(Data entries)
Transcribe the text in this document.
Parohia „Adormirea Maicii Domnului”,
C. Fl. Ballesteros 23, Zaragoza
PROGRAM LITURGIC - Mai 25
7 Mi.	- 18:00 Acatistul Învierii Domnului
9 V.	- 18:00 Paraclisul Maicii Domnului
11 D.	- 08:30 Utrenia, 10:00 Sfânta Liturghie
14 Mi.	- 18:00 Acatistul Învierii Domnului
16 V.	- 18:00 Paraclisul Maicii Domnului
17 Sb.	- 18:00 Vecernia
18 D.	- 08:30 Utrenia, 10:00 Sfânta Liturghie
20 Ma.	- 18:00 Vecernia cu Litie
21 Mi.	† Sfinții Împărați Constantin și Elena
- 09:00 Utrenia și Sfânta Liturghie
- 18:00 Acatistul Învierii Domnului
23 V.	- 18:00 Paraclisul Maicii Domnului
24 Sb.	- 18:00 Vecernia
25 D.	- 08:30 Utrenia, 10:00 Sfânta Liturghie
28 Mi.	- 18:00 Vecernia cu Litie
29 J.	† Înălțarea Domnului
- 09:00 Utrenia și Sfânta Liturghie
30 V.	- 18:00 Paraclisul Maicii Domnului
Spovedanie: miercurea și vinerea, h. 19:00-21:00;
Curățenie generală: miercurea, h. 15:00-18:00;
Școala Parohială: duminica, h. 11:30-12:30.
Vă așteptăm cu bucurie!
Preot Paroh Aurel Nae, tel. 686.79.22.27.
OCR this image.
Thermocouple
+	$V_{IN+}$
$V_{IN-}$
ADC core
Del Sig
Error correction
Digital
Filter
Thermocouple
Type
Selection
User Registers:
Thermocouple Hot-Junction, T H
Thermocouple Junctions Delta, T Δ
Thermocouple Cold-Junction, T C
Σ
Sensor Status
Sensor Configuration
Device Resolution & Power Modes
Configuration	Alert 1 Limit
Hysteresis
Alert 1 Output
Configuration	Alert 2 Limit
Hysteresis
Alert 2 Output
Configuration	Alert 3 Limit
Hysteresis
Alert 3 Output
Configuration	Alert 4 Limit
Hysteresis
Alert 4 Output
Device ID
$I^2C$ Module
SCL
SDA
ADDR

> WRITTEN REQUEST: Each line that contains the string "Limit" counts once; report how many such lines the entries have, giving only the number.

> RESPONSE TO THIS EXERCISE: 4